#### Artikel ####

Tidak hanya itu, setiap tahunnya
STIBA mengirim mahasiswanya yang akan menyelesaikan studi, untuk mengabdi di
daerah selama lebih-kurang satu semester. Daerah-daerah pengabdian itu lah yang
menjadi medan latihan mahasiswa dalam berdakwah, agar setelah sarjana nantinya
tidak kaku terjun di tengah masyarakat.
“Alhamdulillah, program
peng-abdian yang lebih lama dan lebih berat daripada kuliah kerja nyata
perguruan tinggi lainnya sangat dirasakan manfaatnya oleh masyarakat. Hal itu
dibuktikan dengan banyaknya surat permintaan dari berbagai daerah agar STIBA
mengirimkan tenaga mahasiswa yang mau mengabdi di daerah tersebut,” ujar Mantan
Direktur STIBA, Ustadz Muhammad Yani Abdul Karim, Lc.,MA.
Padatnya Kegiatan Ekstrakurikuler
Selain belajar ilmu-ilmu syar’i,
para mahasiswa STIBA juga aktif dalam berbagai kegiatan ekstra kurikuler.

#### Bahan yang Disediakan ####

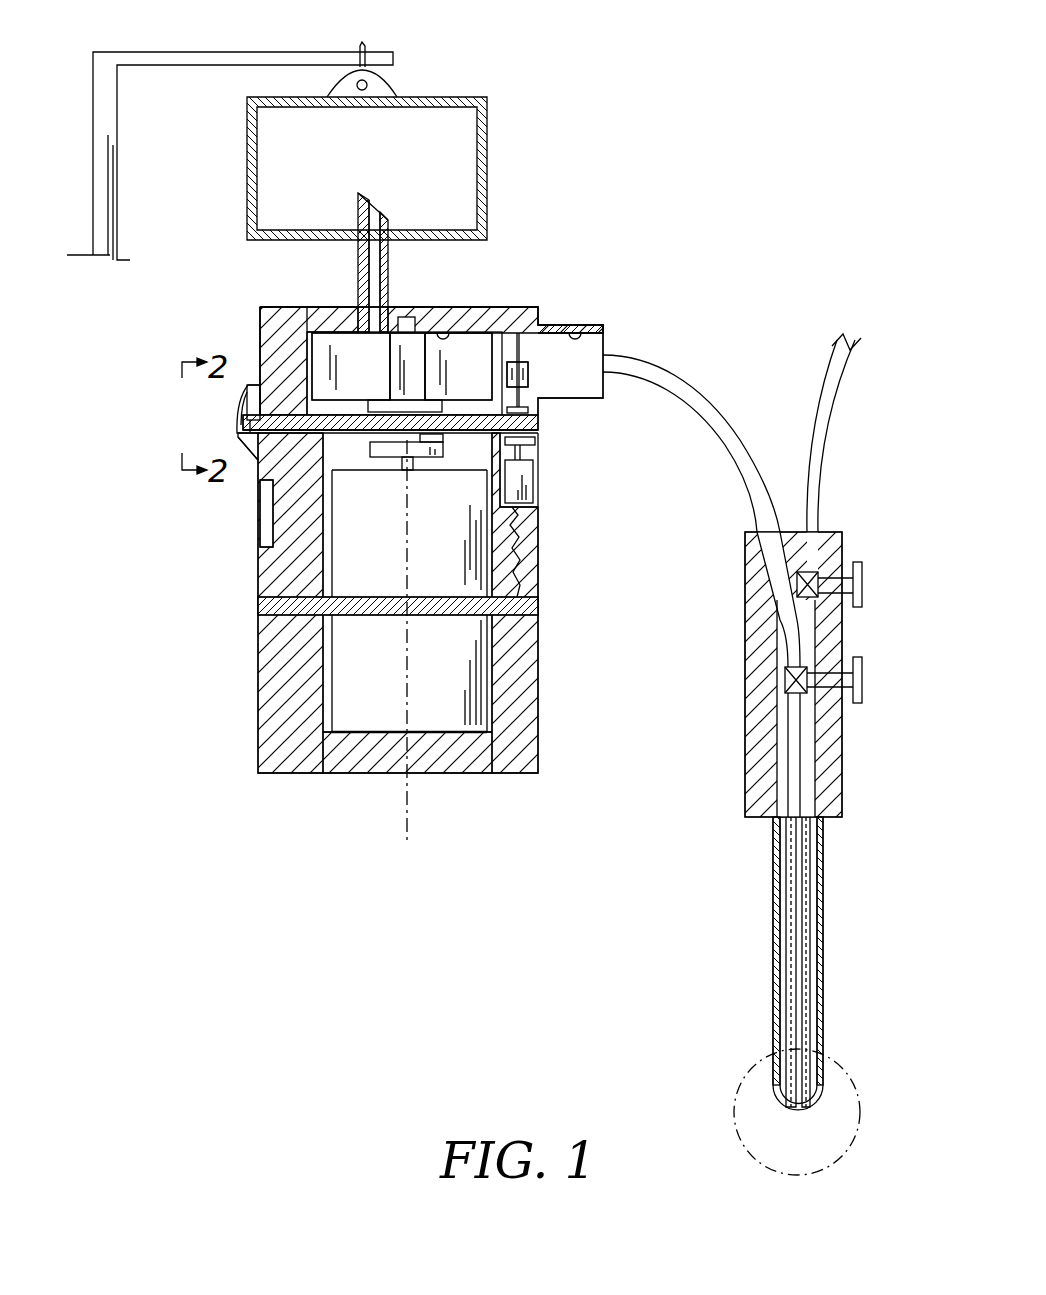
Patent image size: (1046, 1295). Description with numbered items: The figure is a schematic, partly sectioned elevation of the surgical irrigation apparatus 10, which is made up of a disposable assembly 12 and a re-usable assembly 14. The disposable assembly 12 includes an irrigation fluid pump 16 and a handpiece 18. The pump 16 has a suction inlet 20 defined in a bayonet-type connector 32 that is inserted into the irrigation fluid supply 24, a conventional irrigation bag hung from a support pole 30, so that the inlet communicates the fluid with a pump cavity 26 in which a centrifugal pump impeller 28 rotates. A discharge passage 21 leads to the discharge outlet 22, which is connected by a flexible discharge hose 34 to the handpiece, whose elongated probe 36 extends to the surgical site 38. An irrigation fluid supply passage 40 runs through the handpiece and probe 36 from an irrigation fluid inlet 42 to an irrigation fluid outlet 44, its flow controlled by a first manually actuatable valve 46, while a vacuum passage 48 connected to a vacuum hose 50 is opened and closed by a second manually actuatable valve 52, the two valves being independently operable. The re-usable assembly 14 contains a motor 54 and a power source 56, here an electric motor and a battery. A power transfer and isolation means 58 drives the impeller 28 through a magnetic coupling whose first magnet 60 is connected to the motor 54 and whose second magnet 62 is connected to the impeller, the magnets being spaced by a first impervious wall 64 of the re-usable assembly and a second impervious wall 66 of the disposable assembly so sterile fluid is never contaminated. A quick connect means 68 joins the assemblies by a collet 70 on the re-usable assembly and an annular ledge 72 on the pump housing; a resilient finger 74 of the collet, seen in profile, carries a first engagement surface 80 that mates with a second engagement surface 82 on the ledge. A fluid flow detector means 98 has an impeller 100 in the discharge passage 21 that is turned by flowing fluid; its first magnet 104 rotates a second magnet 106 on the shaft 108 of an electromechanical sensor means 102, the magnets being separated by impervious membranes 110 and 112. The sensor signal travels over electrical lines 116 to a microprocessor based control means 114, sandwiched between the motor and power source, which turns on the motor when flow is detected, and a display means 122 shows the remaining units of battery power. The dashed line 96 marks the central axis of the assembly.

The surgical irrigation apparatus 10 is at (657, 95).
The disposable assembly 12 is at (452, 418).
The re-usable assembly 14 is at (540, 665).
The irrigation fluid pump 16 is at (452, 418).
The handpiece 18 is at (752, 768).
The suction inlet 20 is at (378, 276).
The discharge passage 21 is at (575, 340).
The discharge outlet 22 is at (605, 345).
The irrigation fluid supply 24 is at (485, 130).
The pump cavity 26 is at (445, 335).
The centrifugal pump impeller 28 is at (345, 345).
The support pole 30 is at (130, 57).
The bayonet-type connector 32 is at (358, 200).
The flexible discharge hose 34 is at (680, 372).
The elongated probe 36 is at (775, 940).
The surgical site 38 is at (732, 1112).
The irrigation fluid supply passage 40 is at (770, 567).
The irrigation fluid inlet 42 is at (758, 532).
The irrigation fluid outlet 44 is at (797, 1110).
The first manually actuatable valve 46 is at (862, 680).
The vacuum passage 48 is at (813, 548).
The vacuum hose 50 is at (823, 455).
The second manually actuatable valve 52 is at (862, 585).
The motor 54 is at (378, 559).
The power source 56 is at (378, 672).
The power transfer and isolation means 58 is at (378, 408).
The first magnet 60 is at (385, 452).
The second magnet 62 is at (378, 408).
The first impervious wall 64 is at (385, 450).
The second impervious wall 66 is at (500, 335).
The quick connect means 68 is at (240, 420).
The collet 70 is at (240, 436).
The annular ledge 72 is at (240, 420).
The resilient finger 74 is at (240, 436).
The first engagement surface 80 is at (240, 432).
The second engagement surface 82 is at (245, 392).
The central axis 96 is at (408, 820).
The fluid flow detector means 98 is at (528, 373).
The impeller 100 is at (528, 373).
The electromechanical sensor means 102 is at (528, 488).
The first magnet 104 is at (520, 422).
The second magnet 106 is at (538, 446).
The shaft 108 is at (532, 455).
The impervious membrane 110 is at (537, 437).
The impervious membrane 112 is at (430, 443).
The microprocessor based control means 114 is at (540, 604).
The electrical lines 116 is at (528, 540).
The display means 122 is at (265, 525).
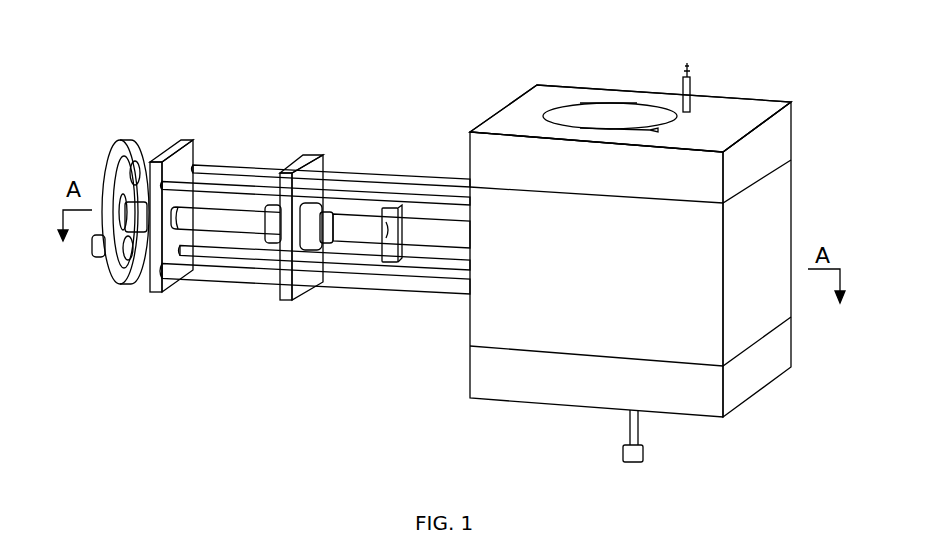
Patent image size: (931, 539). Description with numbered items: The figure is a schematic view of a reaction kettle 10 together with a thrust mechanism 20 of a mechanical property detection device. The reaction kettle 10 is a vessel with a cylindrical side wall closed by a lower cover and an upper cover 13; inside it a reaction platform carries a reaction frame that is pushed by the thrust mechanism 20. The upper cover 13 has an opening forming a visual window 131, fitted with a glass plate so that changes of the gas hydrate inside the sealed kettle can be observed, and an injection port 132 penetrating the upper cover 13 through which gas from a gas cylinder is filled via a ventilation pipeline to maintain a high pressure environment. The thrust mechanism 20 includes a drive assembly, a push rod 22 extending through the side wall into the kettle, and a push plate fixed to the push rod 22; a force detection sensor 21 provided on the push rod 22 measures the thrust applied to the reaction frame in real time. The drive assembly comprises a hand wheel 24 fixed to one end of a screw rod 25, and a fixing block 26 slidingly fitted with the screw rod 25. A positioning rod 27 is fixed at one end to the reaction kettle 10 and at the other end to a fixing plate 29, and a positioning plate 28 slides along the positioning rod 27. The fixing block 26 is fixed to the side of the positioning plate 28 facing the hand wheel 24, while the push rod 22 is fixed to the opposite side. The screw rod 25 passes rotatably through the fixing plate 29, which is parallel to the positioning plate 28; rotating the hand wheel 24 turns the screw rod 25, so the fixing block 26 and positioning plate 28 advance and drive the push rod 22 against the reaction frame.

The reaction kettle 10 is at (518, 341).
The upper cover 13 is at (503, 118).
The visual window 131 is at (568, 105).
The injection port 132 is at (693, 82).
The thrust mechanism 20 is at (158, 110).
The force detection sensor 21 is at (385, 208).
The push rod 22 is at (425, 237).
The hand wheel 24 is at (118, 153).
The screw rod 25 is at (208, 215).
The fixing block 26 is at (272, 245).
The positioning rod 27 is at (223, 163).
The positioning plate 28 is at (320, 153).
The fixing plate 29 is at (150, 280).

####

* **Langkah yang Dikerjakan**
(a) Salin dengan tepat bagian artikel tentang STIBA, mulai dari kata-kata yang memuat "Tidak hanya itu, setiap" dan berhenti setelah "di tengah masyarakat.".
(b) Menurut artikel tentang STIBA, berapa lama mahasiswa yang akan menyelesaikan studi dikirim untuk mengabdi di daerah?
(c) Tulis ulang secara lebih ringkas paragraf dalam artikel tentang STIBA yang diawali "Tidak hanya itu, setiap tahunnya", dengan mempertahankan fakta pokoknya.

* **Hasil Latihan**
(a)
Tidak hanya itu, setiap tahunnya
STIBA mengirim mahasiswanya yang akan menyelesaikan studi, untuk mengabdi di
daerah selama lebih-kurang satu semester. Daerah-daerah pengabdian itu lah yang
menjadi medan latihan mahasiswa dalam berdakwah, agar setelah sarjana nantinya
tidak kaku terjun di tengah masyarakat.

(b) Lebih-kurang satu semester.

(c) Setiap tahun STIBA mengirim mahasiswa yang akan menyelesaikan studi untuk mengabdi di daerah selama sekitar satu semester. Daerah pengabdian itu menjadi medan latihan berdakwah agar setelah sarjana mereka tidak kaku terjun di tengah masyarakat.